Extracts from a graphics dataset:
* * *
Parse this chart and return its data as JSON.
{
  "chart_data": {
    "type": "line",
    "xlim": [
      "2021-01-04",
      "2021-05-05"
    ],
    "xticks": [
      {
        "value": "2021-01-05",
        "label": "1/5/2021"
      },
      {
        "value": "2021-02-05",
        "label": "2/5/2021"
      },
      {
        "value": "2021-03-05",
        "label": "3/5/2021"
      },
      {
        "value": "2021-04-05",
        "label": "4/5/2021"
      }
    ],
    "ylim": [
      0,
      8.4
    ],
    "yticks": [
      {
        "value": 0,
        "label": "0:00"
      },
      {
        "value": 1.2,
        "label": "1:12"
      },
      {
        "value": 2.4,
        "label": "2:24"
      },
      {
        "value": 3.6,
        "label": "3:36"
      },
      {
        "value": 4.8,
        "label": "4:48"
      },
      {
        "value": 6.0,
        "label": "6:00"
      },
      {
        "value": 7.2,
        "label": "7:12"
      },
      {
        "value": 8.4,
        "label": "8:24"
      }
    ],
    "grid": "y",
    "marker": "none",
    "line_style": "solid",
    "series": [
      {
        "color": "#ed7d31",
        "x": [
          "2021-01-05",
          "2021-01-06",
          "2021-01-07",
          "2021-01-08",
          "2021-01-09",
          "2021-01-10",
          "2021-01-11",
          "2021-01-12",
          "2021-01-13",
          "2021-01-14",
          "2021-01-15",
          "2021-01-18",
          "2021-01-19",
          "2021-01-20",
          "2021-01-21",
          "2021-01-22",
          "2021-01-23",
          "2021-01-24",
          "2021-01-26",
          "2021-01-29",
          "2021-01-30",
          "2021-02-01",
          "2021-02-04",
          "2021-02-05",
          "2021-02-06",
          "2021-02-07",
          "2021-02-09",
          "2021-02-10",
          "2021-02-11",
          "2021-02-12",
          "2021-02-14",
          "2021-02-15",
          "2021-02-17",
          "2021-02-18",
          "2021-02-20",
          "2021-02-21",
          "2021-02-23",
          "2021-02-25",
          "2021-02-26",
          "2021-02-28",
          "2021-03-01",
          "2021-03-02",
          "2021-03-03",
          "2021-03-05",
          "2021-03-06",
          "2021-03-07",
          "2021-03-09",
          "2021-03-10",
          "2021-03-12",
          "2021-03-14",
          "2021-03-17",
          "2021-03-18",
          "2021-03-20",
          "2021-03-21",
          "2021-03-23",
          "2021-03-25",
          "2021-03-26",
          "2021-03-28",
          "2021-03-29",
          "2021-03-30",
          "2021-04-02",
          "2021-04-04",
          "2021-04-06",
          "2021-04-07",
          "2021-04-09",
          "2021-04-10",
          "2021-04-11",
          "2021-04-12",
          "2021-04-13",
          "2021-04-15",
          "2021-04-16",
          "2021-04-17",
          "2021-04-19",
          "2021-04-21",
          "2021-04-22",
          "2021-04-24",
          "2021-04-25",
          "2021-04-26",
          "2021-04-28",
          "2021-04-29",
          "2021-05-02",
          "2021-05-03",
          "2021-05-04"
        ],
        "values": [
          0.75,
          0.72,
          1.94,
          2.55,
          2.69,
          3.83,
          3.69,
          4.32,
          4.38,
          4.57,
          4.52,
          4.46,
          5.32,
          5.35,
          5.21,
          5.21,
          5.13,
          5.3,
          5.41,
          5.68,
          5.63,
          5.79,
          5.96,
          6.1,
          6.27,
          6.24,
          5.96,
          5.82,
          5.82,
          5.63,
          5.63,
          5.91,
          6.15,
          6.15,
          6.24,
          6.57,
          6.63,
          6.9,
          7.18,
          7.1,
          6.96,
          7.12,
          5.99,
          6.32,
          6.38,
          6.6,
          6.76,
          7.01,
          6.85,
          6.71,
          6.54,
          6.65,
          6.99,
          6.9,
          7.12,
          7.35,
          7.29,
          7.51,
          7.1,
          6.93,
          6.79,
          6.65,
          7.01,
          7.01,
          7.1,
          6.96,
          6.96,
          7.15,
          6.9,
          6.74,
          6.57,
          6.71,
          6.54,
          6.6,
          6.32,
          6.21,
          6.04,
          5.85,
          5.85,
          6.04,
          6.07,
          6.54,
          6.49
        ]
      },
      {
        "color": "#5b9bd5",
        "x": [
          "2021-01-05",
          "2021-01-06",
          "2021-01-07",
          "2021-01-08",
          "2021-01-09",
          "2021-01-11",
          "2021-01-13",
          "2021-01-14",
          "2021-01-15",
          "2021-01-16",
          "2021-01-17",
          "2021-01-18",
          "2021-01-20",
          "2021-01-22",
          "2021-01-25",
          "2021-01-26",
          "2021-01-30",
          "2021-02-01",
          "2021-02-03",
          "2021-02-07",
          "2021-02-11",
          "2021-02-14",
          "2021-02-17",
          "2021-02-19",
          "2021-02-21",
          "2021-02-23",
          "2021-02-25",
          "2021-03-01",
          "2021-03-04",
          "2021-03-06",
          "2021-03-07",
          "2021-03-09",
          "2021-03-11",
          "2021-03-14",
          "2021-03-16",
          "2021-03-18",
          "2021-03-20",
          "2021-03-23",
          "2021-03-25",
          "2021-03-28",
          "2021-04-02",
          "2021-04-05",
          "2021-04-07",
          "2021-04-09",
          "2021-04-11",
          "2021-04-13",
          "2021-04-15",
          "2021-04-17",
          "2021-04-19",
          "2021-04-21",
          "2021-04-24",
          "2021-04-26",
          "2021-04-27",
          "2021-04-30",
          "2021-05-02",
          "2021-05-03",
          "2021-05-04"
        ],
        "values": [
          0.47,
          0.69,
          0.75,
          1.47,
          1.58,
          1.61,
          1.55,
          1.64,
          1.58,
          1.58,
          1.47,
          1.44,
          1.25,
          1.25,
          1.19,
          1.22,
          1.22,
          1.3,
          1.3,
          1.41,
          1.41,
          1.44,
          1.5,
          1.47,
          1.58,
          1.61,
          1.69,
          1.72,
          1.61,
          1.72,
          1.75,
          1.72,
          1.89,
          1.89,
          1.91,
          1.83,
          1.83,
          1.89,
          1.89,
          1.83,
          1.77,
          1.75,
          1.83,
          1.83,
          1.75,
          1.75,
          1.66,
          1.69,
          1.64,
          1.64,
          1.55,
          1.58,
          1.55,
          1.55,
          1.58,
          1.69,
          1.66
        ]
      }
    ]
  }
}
* * *
• SHORT PROBLEM:
Write out the material from the first line to the last, exactly.

• SOLUTION:
Parse this chart and return its data as JSON.
{
  "chart_data": {
    "type": "line",
    "xlim": [
      "2021-01-04",
      "2021-05-05"
    ],
    "xticks": [
      {
        "value": "2021-01-05",
        "label": "1/5/2021"
      },
      {
        "value": "2021-02-05",
        "label": "2/5/2021"
      },
      {
        "value": "2021-03-05",
        "label": "3/5/2021"
      },
      {
        "value": "2021-04-05",
        "label": "4/5/2021"
      }
    ],
    "ylim": [
      0,
      8.4
    ],
    "yticks": [
      {
        "value": 0,
        "label": "0:00"
      },
      {
        "value": 1.2,
        "label": "1:12"
      },
      {
        "value": 2.4,
        "label": "2:24"
      },
      {
        "value": 3.6,
        "label": "3:36"
      },
      {
        "value": 4.8,
        "label": "4:48"
      },
      {
        "value": 6.0,
        "label": "6:00"
      },
      {
        "value": 7.2,
        "label": "7:12"
      },
      {
        "value": 8.4,
        "label": "8:24"
      }
    ],
    "grid": "y",
    "marker": "none",
    "line_style": "solid",
    "series": [
      {
        "color": "#ed7d31",
        "x": [
          "2021-01-05",
          "2021-01-06",
          "2021-01-07",
          "2021-01-08",
          "2021-01-09",
          "2021-01-10",
          "2021-01-11",
          "2021-01-12",
          "2021-01-13",
          "2021-01-14",
          "2021-01-15",
          "2021-01-18",
          "2021-01-19",
          "2021-01-20",
          "2021-01-21",
          "2021-01-22",
          "2021-01-23",
          "2021-01-24",
          "2021-01-26",
          "2021-01-29",
          "2021-01-30",
          "2021-02-01",
          "2021-02-04",
          "2021-02-05",
          "2021-02-06",
          "2021-02-07",
          "2021-02-09",
          "2021-02-10",
          "2021-02-11",
          "2021-02-12",
          "2021-02-14",
          "2021-02-15",
          "2021-02-17",
          "2021-02-18",
          "2021-02-20",
          "2021-02-21",
          "2021-02-23",
          "2021-02-25",
          "2021-02-26",
          "2021-02-28",
          "2021-03-01",
          "2021-03-02",
          "2021-03-03",
          "2021-03-05",
          "2021-03-06",
          "2021-03-07",
          "2021-03-09",
          "2021-03-10",
          "2021-03-12",
          "2021-03-14",
          "2021-03-17",
          "2021-03-18",
          "2021-03-20",
          "2021-03-21",
          "2021-03-23",
          "2021-03-25",
          "2021-03-26",
          "2021-03-28",
          "2021-03-29",
          "2021-03-30",
          "2021-04-02",
          "2021-04-04",
          "2021-04-06",
          "2021-04-07",
          "2021-04-09",
          "2021-04-10",
          "2021-04-11",
          "2021-04-12",
          "2021-04-13",
          "2021-04-15",
          "2021-04-16",
          "2021-04-17",
          "2021-04-19",
          "2021-04-21",
          "2021-04-22",
          "2021-04-24",
          "2021-04-25",
          "2021-04-26",
          "2021-04-28",
          "2021-04-29",
          "2021-05-02",
          "2021-05-03",
          "2021-05-04"
        ],
        "values": [
          0.75,
          0.72,
          1.94,
          2.55,
          2.69,
          3.83,
          3.69,
          4.32,
          4.38,
          4.57,
          4.52,
          4.46,
          5.32,
          5.35,
          5.21,
          5.21,
          5.13,
          5.3,
          5.41,
          5.68,
          5.63,
          5.79,
          5.96,
          6.1,
          6.27,
          6.24,
          5.96,
          5.82,
          5.82,
          5.63,
          5.63,
          5.91,
          6.15,
          6.15,
          6.24,
          6.57,
          6.63,
          6.9,
          7.18,
          7.1,
          6.96,
          7.12,
          5.99,
          6.32,
          6.38,
          6.6,
          6.76,
          7.01,
          6.85,
          6.71,
          6.54,
          6.65,
          6.99,
          6.9,
          7.12,
          7.35,
          7.29,
          7.51,
          7.1,
          6.93,
          6.79,
          6.65,
          7.01,
          7.01,
          7.1,
          6.96,
          6.96,
          7.15,
          6.9,
          6.74,
          6.57,
          6.71,
          6.54,
          6.6,
          6.32,
          6.21,
          6.04,
          5.85,
          5.85,
          6.04,
          6.07,
          6.54,
          6.49
        ]
      },
      {
        "color": "#5b9bd5",
        "x": [
          "2021-01-05",
          "2021-01-06",
          "2021-01-07",
          "2021-01-08",
          "2021-01-09",
          "2021-01-11",
          "2021-01-13",
          "2021-01-14",
          "2021-01-15",
          "2021-01-16",
          "2021-01-17",
          "2021-01-18",
          "2021-01-20",
          "2021-01-22",
          "2021-01-25",
          "2021-01-26",
          "2021-01-30",
          "2021-02-01",
          "2021-02-03",
          "2021-02-07",
          "2021-02-11",
          "2021-02-14",
          "2021-02-17",
          "2021-02-19",
          "2021-02-21",
          "2021-02-23",
          "2021-02-25",
          "2021-03-01",
          "2021-03-04",
          "2021-03-06",
          "2021-03-07",
          "2021-03-09",
          "2021-03-11",
          "2021-03-14",
          "2021-03-16",
          "2021-03-18",
          "2021-03-20",
          "2021-03-23",
          "2021-03-25",
          "2021-03-28",
          "2021-04-02",
          "2021-04-05",
          "2021-04-07",
          "2021-04-09",
          "2021-04-11",
          "2021-04-13",
          "2021-04-15",
          "2021-04-17",
          "2021-04-19",
          "2021-04-21",
          "2021-04-24",
          "2021-04-26",
          "2021-04-27",
          "2021-04-30",
          "2021-05-02",
          "2021-05-03",
          "2021-05-04"
        ],
        "values": [
          0.47,
          0.69,
          0.75,
          1.47,
          1.58,
          1.61,
          1.55,
          1.64,
          1.58,
          1.58,
          1.47,
          1.44,
          1.25,
          1.25,
          1.19,
          1.22,
          1.22,
          1.3,
          1.3,
          1.41,
          1.41,
          1.44,
          1.5,
          1.47,
          1.58,
          1.61,
          1.69,
          1.72,
          1.61,
          1.72,
          1.75,
          1.72,
          1.89,
          1.89,
          1.91,
          1.83,
          1.83,
          1.89,
          1.89,
          1.83,
          1.77,
          1.75,
          1.83,
          1.83,
          1.75,
          1.75,
          1.66,
          1.69,
          1.64,
          1.64,
          1.55,
          1.58,
          1.55,
          1.55,
          1.58,
          1.69,
          1.66
        ]
      }
    ]
  }
}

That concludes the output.